Produce an exact transcription of the listing below, omitting the pictures.
## START Dataset excerpts
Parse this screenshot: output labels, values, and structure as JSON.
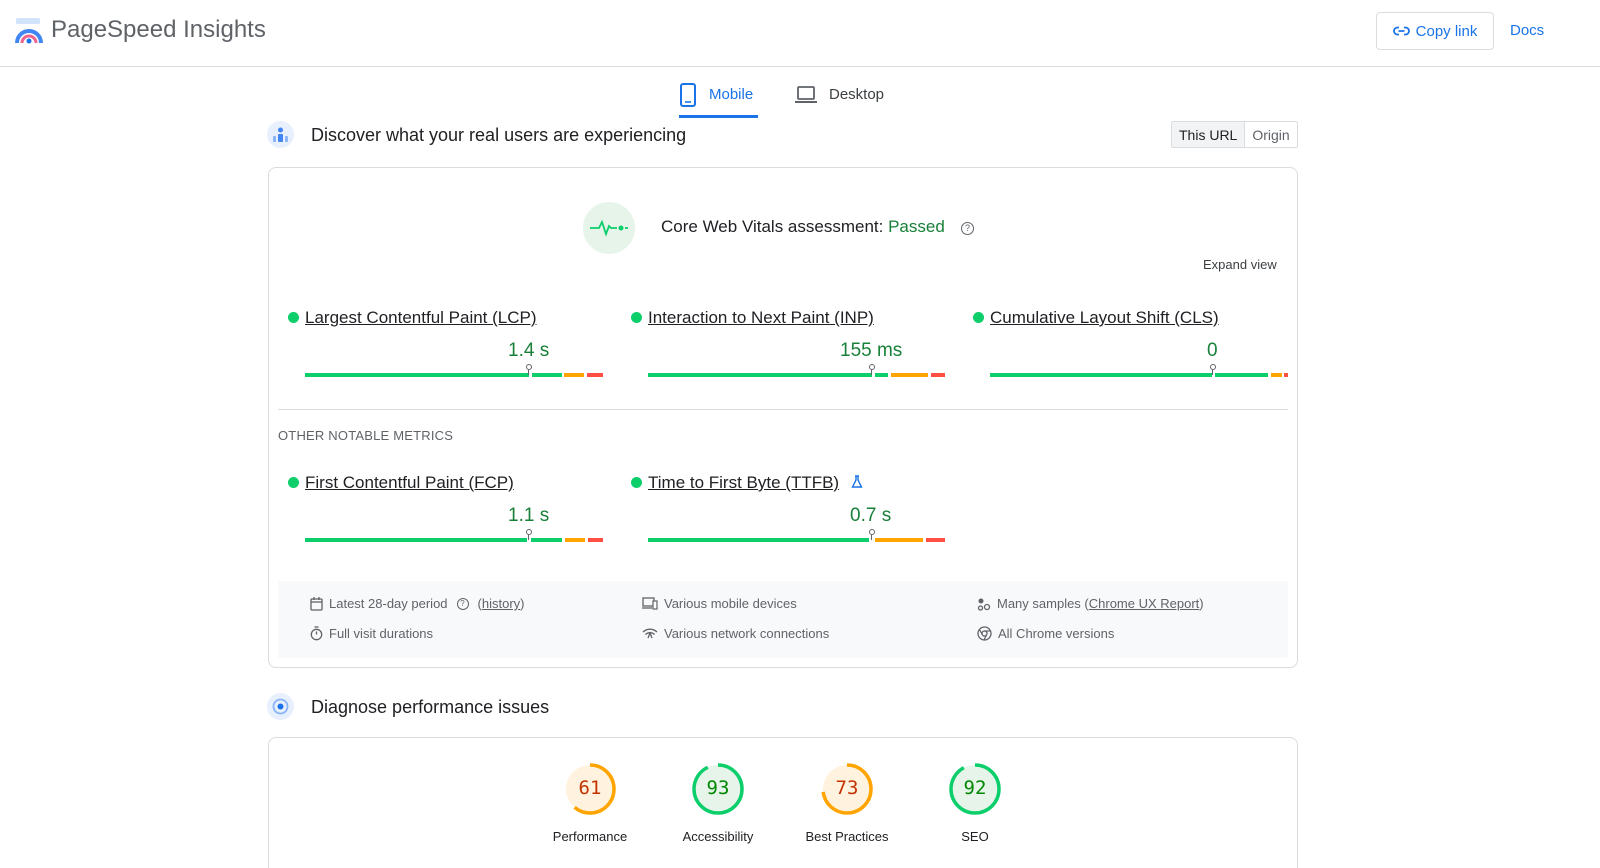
{
  "header": {
    "app_title": "PageSpeed Insights",
    "copy_link_label": "Copy link",
    "docs_label": "Docs"
  },
  "tabs": [
    {
      "label": "Mobile",
      "icon": "phone-icon",
      "selected": true
    },
    {
      "label": "Desktop",
      "icon": "laptop-icon",
      "selected": false
    }
  ],
  "field": {
    "title": "Discover what your real users are experiencing",
    "toggle": [
      "This URL",
      "Origin"
    ],
    "cwv_prefix": "Core Web Vitals assessment:",
    "cwv_status": "Passed",
    "expand_label": "Expand view",
    "metrics": [
      {
        "name": "Largest Contentful Paint (LCP)",
        "value": "1.4 s",
        "status_color": "#0cce6b"
      },
      {
        "name": "Interaction to Next Paint (INP)",
        "value": "155 ms",
        "status_color": "#0cce6b"
      },
      {
        "name": "Cumulative Layout Shift (CLS)",
        "value": "0",
        "status_color": "#0cce6b"
      }
    ],
    "other_label": "OTHER NOTABLE METRICS",
    "other_metrics": [
      {
        "name": "First Contentful Paint (FCP)",
        "value": "1.1 s",
        "status_color": "#0cce6b"
      },
      {
        "name": "Time to First Byte (TTFB)",
        "value": "0.7 s",
        "status_color": "#0cce6b",
        "badge_icon": "flask-icon"
      }
    ],
    "meta": {
      "period": "Latest 28-day period",
      "history": "history",
      "devices": "Various mobile devices",
      "samples_prefix": "Many samples (",
      "samples_link": "Chrome UX Report",
      "samples_suffix": ")",
      "durations": "Full visit durations",
      "network": "Various network connections",
      "versions": "All Chrome versions"
    }
  },
  "lab": {
    "title": "Diagnose performance issues",
    "scores": [
      {
        "label": "Performance",
        "score": 61,
        "color": "#c33300",
        "ring": "#ffa400",
        "bg": "#fff3e0"
      },
      {
        "label": "Accessibility",
        "score": 93,
        "color": "#008800",
        "ring": "#0cce6b",
        "bg": "#e6f4ea"
      },
      {
        "label": "Best Practices",
        "score": 73,
        "color": "#c33300",
        "ring": "#ffa400",
        "bg": "#fff3e0"
      },
      {
        "label": "SEO",
        "score": 92,
        "color": "#008800",
        "ring": "#0cce6b",
        "bg": "#e6f4ea"
      }
    ]
  },
  "colors": {
    "accent": "#1a73e8",
    "good": "#0cce6b",
    "average": "#ffa400",
    "poor": "#ff4e42"
  }
}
## END Dataset excerpts
**Response to the exercise**
Parse this screenshot: output labels, values, and structure as JSON.
{
  "header": {
    "app_title": "PageSpeed Insights",
    "copy_link_label": "Copy link",
    "docs_label": "Docs"
  },
  "tabs": [
    {
      "label": "Mobile",
      "icon": "phone-icon",
      "selected": true
    },
    {
      "label": "Desktop",
      "icon": "laptop-icon",
      "selected": false
    }
  ],
  "field": {
    "title": "Discover what your real users are experiencing",
    "toggle": [
      "This URL",
      "Origin"
    ],
    "cwv_prefix": "Core Web Vitals assessment:",
    "cwv_status": "Passed",
    "expand_label": "Expand view",
    "metrics": [
      {
        "name": "Largest Contentful Paint (LCP)",
        "value": "1.4 s",
        "status_color": "#0cce6b"
      },
      {
        "name": "Interaction to Next Paint (INP)",
        "value": "155 ms",
        "status_color": "#0cce6b"
      },
      {
        "name": "Cumulative Layout Shift (CLS)",
        "value": "0",
        "status_color": "#0cce6b"
      }
    ],
    "other_label": "OTHER NOTABLE METRICS",
    "other_metrics": [
      {
        "name": "First Contentful Paint (FCP)",
        "value": "1.1 s",
        "status_color": "#0cce6b"
      },
      {
        "name": "Time to First Byte (TTFB)",
        "value": "0.7 s",
        "status_color": "#0cce6b",
        "badge_icon": "flask-icon"
      }
    ],
    "meta": {
      "period": "Latest 28-day period",
      "history": "history",
      "devices": "Various mobile devices",
      "samples_prefix": "Many samples (",
      "samples_link": "Chrome UX Report",
      "samples_suffix": ")",
      "durations": "Full visit durations",
      "network": "Various network connections",
      "versions": "All Chrome versions"
    }
  },
  "lab": {
    "title": "Diagnose performance issues",
    "scores": [
      {
        "label": "Performance",
        "score": 61,
        "color": "#c33300",
        "ring": "#ffa400",
        "bg": "#fff3e0"
      },
      {
        "label": "Accessibility",
        "score": 93,
        "color": "#008800",
        "ring": "#0cce6b",
        "bg": "#e6f4ea"
      },
      {
        "label": "Best Practices",
        "score": 73,
        "color": "#c33300",
        "ring": "#ffa400",
        "bg": "#fff3e0"
      },
      {
        "label": "SEO",
        "score": 92,
        "color": "#008800",
        "ring": "#0cce6b",
        "bg": "#e6f4ea"
      }
    ]
  },
  "colors": {
    "accent": "#1a73e8",
    "good": "#0cce6b",
    "average": "#ffa400",
    "poor": "#ff4e42"
  }
}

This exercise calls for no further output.